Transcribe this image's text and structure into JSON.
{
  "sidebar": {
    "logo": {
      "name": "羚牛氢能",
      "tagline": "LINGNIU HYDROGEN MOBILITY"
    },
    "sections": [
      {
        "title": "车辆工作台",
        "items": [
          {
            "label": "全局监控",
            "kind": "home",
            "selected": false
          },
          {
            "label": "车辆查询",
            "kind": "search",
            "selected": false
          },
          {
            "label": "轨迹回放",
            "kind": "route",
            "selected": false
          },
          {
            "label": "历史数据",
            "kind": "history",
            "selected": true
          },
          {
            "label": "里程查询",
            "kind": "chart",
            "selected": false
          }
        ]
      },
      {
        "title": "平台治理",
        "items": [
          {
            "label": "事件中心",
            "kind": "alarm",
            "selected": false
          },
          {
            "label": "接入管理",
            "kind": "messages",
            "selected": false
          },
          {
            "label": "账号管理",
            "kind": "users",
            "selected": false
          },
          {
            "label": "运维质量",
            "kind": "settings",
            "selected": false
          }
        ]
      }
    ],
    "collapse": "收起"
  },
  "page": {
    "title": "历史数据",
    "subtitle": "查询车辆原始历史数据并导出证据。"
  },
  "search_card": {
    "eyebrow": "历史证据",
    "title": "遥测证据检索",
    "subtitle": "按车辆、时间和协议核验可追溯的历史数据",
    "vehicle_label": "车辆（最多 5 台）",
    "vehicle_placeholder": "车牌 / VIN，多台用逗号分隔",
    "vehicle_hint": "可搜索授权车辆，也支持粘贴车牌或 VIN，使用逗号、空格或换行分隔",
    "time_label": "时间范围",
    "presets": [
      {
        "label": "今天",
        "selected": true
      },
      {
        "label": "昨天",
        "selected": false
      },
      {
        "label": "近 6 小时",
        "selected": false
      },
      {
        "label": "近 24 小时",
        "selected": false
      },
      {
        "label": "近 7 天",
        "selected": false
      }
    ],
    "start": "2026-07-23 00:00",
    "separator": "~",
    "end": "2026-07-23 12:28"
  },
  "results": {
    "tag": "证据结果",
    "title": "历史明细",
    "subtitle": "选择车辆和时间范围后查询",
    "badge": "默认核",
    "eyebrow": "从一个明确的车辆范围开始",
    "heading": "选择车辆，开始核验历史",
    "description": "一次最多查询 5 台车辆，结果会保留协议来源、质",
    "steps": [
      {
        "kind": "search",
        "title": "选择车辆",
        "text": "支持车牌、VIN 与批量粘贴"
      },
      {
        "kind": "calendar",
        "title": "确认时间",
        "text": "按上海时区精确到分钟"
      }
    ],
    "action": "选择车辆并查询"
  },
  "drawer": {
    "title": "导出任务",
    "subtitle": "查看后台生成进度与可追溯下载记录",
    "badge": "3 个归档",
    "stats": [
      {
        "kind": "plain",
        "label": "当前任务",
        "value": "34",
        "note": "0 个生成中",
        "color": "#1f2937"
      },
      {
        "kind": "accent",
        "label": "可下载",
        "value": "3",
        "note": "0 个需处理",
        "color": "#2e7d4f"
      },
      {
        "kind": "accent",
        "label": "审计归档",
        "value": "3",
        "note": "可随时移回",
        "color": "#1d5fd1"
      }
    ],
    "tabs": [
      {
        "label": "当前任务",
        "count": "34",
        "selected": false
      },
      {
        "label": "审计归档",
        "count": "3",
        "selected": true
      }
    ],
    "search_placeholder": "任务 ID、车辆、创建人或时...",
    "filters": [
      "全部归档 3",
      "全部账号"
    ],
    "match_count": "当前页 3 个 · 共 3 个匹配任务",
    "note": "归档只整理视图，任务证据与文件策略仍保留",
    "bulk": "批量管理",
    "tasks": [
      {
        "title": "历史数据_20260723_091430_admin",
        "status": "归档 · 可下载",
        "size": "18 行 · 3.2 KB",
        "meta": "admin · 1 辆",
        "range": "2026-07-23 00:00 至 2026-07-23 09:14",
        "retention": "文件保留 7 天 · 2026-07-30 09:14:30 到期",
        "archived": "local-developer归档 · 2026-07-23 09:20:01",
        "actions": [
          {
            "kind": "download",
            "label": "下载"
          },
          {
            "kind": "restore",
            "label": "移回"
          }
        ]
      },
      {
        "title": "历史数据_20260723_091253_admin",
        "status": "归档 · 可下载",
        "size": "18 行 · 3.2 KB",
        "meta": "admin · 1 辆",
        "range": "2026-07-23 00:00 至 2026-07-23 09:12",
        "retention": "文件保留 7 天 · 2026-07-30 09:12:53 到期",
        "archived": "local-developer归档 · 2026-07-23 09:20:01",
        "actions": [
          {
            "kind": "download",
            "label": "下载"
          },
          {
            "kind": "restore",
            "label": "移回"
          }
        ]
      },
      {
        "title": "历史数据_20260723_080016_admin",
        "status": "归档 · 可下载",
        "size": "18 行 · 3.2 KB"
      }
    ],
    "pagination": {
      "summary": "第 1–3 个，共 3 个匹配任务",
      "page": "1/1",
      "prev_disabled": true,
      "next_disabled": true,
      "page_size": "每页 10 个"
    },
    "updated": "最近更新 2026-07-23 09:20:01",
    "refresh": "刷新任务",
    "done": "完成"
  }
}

==*==

**TASK BRIEF**
Locate each line containing the string "个匹配任务" and show it.

**SOLUTION TO THIS TASK**
    "match_count": "当前页 3 个 · 共 3 个匹配任务",
      "summary": "第 1–3 个，共 3 个匹配任务",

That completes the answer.